### DIRECTIVE
Set every record down verbatim and omit the pictures.

### PROVIDED DATA
**********
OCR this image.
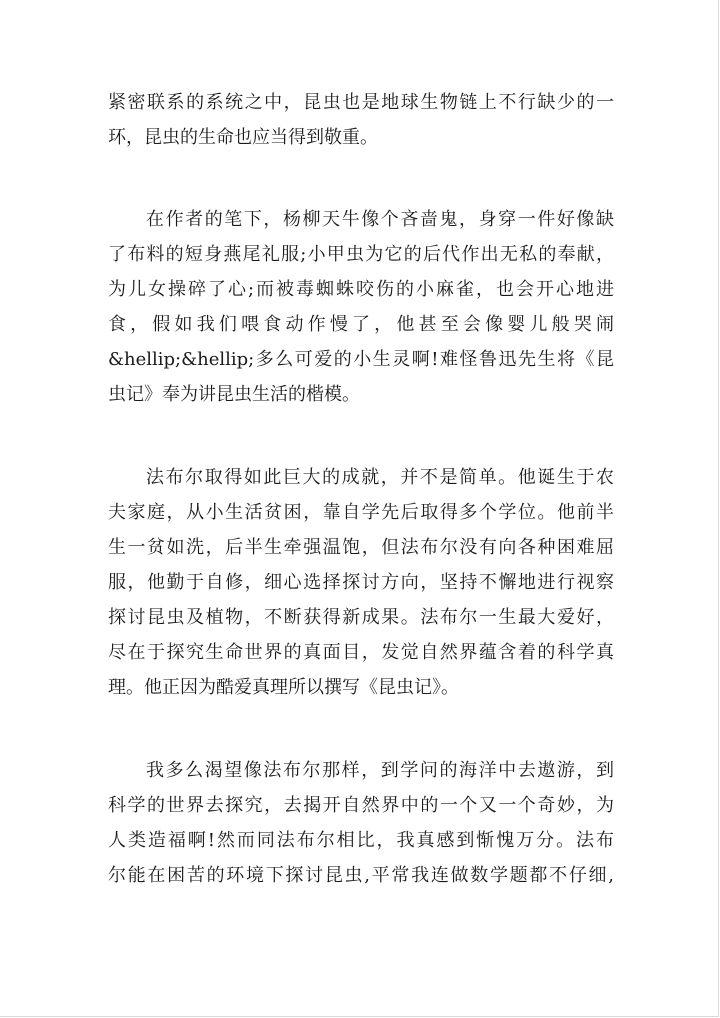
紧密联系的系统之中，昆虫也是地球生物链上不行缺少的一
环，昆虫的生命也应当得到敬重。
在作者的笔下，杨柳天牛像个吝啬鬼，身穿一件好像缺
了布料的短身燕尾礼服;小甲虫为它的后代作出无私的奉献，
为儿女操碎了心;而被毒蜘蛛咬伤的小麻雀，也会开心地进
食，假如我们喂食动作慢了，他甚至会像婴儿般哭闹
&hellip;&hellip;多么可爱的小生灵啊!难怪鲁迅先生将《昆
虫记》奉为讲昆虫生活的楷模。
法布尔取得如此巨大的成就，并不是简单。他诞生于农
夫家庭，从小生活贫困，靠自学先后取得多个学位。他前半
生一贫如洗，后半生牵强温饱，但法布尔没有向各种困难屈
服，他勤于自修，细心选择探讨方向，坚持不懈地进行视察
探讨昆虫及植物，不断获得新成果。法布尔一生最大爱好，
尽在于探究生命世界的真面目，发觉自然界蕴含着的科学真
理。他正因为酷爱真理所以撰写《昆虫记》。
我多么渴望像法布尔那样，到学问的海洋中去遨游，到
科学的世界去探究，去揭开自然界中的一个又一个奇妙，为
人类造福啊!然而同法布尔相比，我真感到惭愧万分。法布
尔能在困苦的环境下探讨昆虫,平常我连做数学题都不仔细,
**********
### FULL RESPONSE
OCR this image.
紧密联系的系统之中，昆虫也是地球生物链上不行缺少的一
环，昆虫的生命也应当得到敬重。
在作者的笔下，杨柳天牛像个吝啬鬼，身穿一件好像缺
了布料的短身燕尾礼服;小甲虫为它的后代作出无私的奉献，
为儿女操碎了心;而被毒蜘蛛咬伤的小麻雀，也会开心地进
食，假如我们喂食动作慢了，他甚至会像婴儿般哭闹
&hellip;&hellip;多么可爱的小生灵啊!难怪鲁迅先生将《昆
虫记》奉为讲昆虫生活的楷模。
法布尔取得如此巨大的成就，并不是简单。他诞生于农
夫家庭，从小生活贫困，靠自学先后取得多个学位。他前半
生一贫如洗，后半生牵强温饱，但法布尔没有向各种困难屈
服，他勤于自修，细心选择探讨方向，坚持不懈地进行视察
探讨昆虫及植物，不断获得新成果。法布尔一生最大爱好，
尽在于探究生命世界的真面目，发觉自然界蕴含着的科学真
理。他正因为酷爱真理所以撰写《昆虫记》。
我多么渴望像法布尔那样，到学问的海洋中去遨游，到
科学的世界去探究，去揭开自然界中的一个又一个奇妙，为
人类造福啊!然而同法布尔相比，我真感到惭愧万分。法布
尔能在困苦的环境下探讨昆虫,平常我连做数学题都不仔细,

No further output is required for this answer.